(Rows from a dataset)
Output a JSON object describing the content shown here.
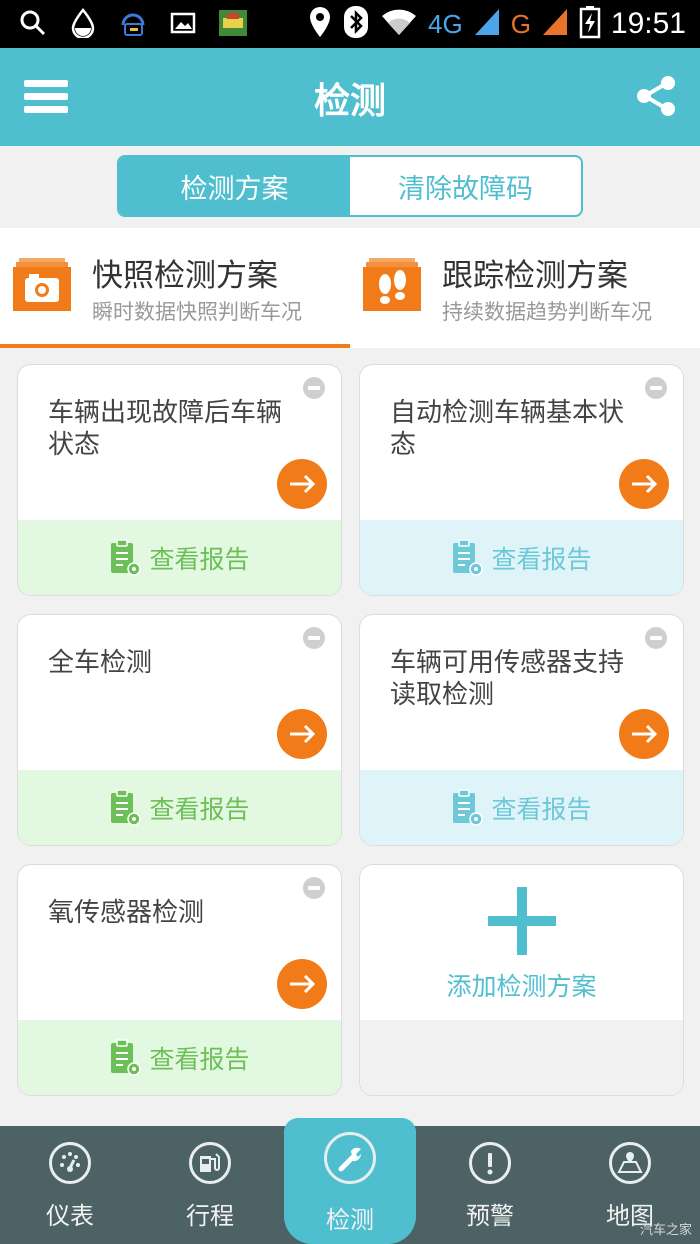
{
  "status_bar": {
    "network_4g": "4G",
    "network_g": "G",
    "time": "19:51"
  },
  "header": {
    "title": "检测"
  },
  "segment": {
    "tabs": [
      "检测方案",
      "清除故障码"
    ],
    "selected": "检测方案"
  },
  "plans": [
    {
      "title": "快照检测方案",
      "subtitle": "瞬时数据快照判断车况",
      "selected": true
    },
    {
      "title": "跟踪检测方案",
      "subtitle": "持续数据趋势判断车况",
      "selected": false
    }
  ],
  "cards": [
    {
      "title": "车辆出现故障后车辆状态",
      "report_label": "查看报告",
      "report_color": "green"
    },
    {
      "title": "自动检测车辆基本状态",
      "report_label": "查看报告",
      "report_color": "blue"
    },
    {
      "title": "全车检测",
      "report_label": "查看报告",
      "report_color": "green"
    },
    {
      "title": "车辆可用传感器支持读取检测",
      "report_label": "查看报告",
      "report_color": "blue"
    },
    {
      "title": "氧传感器检测",
      "report_label": "查看报告",
      "report_color": "green"
    }
  ],
  "add_card": {
    "label": "添加检测方案"
  },
  "bottom_nav": [
    {
      "label": "仪表",
      "icon": "gauge-icon"
    },
    {
      "label": "行程",
      "icon": "fuel-icon"
    },
    {
      "label": "检测",
      "icon": "wrench-icon",
      "active": true
    },
    {
      "label": "预警",
      "icon": "alert-icon"
    },
    {
      "label": "地图",
      "icon": "map-icon"
    }
  ],
  "watermark": "汽车之家",
  "colors": {
    "primary": "#4fbfd0",
    "accent": "#f07b18",
    "report_green_bg": "#e3f8e0",
    "report_blue_bg": "#def4f8",
    "nav_bg": "#4d6264"
  }
}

**GOAL OF THE EXERCISE:** Without including any pictures, output all the entries above exactly.

**THE RESULT:**
Output a JSON object describing the content shown here.
{
  "status_bar": {
    "network_4g": "4G",
    "network_g": "G",
    "time": "19:51"
  },
  "header": {
    "title": "检测"
  },
  "segment": {
    "tabs": [
      "检测方案",
      "清除故障码"
    ],
    "selected": "检测方案"
  },
  "plans": [
    {
      "title": "快照检测方案",
      "subtitle": "瞬时数据快照判断车况",
      "selected": true
    },
    {
      "title": "跟踪检测方案",
      "subtitle": "持续数据趋势判断车况",
      "selected": false
    }
  ],
  "cards": [
    {
      "title": "车辆出现故障后车辆状态",
      "report_label": "查看报告",
      "report_color": "green"
    },
    {
      "title": "自动检测车辆基本状态",
      "report_label": "查看报告",
      "report_color": "blue"
    },
    {
      "title": "全车检测",
      "report_label": "查看报告",
      "report_color": "green"
    },
    {
      "title": "车辆可用传感器支持读取检测",
      "report_label": "查看报告",
      "report_color": "blue"
    },
    {
      "title": "氧传感器检测",
      "report_label": "查看报告",
      "report_color": "green"
    }
  ],
  "add_card": {
    "label": "添加检测方案"
  },
  "bottom_nav": [
    {
      "label": "仪表",
      "icon": "gauge-icon"
    },
    {
      "label": "行程",
      "icon": "fuel-icon"
    },
    {
      "label": "检测",
      "icon": "wrench-icon",
      "active": true
    },
    {
      "label": "预警",
      "icon": "alert-icon"
    },
    {
      "label": "地图",
      "icon": "map-icon"
    }
  ],
  "watermark": "汽车之家",
  "colors": {
    "primary": "#4fbfd0",
    "accent": "#f07b18",
    "report_green_bg": "#e3f8e0",
    "report_blue_bg": "#def4f8",
    "nav_bg": "#4d6264"
  }
}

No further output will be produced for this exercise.